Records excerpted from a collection
-*-

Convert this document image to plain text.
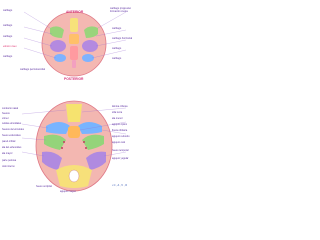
ANTERIOR
POSTERIOR
cartílago
cartílago
cartílago
esbozo óseo
cartílago
cartílago progresivo
formación cresta
cartílago
cartílago horizontal
cartílago
cartílago
cartílago perinotocordal
conducto nasal
huesos
vómer
celdas etmoidales
huesos del etmoides
hueso esfenoides
pared orbital
ala del esfenoides
ala mayor
parte petrosa
oído interno
lámina cribosa
silla turca
ala menor
agujero óptico
fisura orbitaria
agujero redondo
agujero oval
hueso temporal
agujero yugular
hueso occipital
agujero magno
• C , A , V , O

-*-

Identify the lines in the entries that hold "agujero" and return each one.

agujero óptico
agujero redondo
agujero oval
agujero yugular
agujero magno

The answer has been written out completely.